### [Short exercise]
Give the entries again exactly, every one of them.

***** Given information *****

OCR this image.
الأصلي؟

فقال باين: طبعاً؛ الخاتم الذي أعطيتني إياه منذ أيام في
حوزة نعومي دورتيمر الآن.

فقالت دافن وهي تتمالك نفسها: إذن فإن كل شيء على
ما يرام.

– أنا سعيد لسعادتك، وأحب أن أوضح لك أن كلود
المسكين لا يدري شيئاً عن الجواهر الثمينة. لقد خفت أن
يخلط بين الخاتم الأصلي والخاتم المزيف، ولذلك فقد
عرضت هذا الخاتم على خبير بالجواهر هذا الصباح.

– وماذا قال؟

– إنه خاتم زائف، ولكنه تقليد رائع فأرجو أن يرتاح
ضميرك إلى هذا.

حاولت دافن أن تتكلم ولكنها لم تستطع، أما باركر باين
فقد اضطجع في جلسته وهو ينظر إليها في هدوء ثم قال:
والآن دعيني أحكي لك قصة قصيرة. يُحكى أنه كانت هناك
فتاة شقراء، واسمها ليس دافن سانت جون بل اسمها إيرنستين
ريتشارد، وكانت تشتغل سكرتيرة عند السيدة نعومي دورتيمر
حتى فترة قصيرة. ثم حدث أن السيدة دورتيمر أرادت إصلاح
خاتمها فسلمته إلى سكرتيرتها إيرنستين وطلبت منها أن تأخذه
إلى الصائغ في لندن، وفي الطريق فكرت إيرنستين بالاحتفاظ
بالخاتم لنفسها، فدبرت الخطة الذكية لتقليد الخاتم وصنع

*****

### [Task solution]
OCR this image.
الأصلي؟

فقال باين: طبعاً؛ الخاتم الذي أعطيتني إياه منذ أيام في
حوزة نعومي دورتيمر الآن.

فقالت دافن وهي تتمالك نفسها: إذن فإن كل شيء على
ما يرام.

– أنا سعيد لسعادتك، وأحب أن أوضح لك أن كلود
المسكين لا يدري شيئاً عن الجواهر الثمينة. لقد خفت أن
يخلط بين الخاتم الأصلي والخاتم المزيف، ولذلك فقد
عرضت هذا الخاتم على خبير بالجواهر هذا الصباح.

– وماذا قال؟

– إنه خاتم زائف، ولكنه تقليد رائع فأرجو أن يرتاح
ضميرك إلى هذا.

حاولت دافن أن تتكلم ولكنها لم تستطع، أما باركر باين
فقد اضطجع في جلسته وهو ينظر إليها في هدوء ثم قال:
والآن دعيني أحكي لك قصة قصيرة. يُحكى أنه كانت هناك
فتاة شقراء، واسمها ليس دافن سانت جون بل اسمها إيرنستين
ريتشارد، وكانت تشتغل سكرتيرة عند السيدة نعومي دورتيمر
حتى فترة قصيرة. ثم حدث أن السيدة دورتيمر أرادت إصلاح
خاتمها فسلمته إلى سكرتيرتها إيرنستين وطلبت منها أن تأخذه
إلى الصائغ في لندن، وفي الطريق فكرت إيرنستين بالاحتفاظ
بالخاتم لنفسها، فدبرت الخطة الذكية لتقليد الخاتم وصنع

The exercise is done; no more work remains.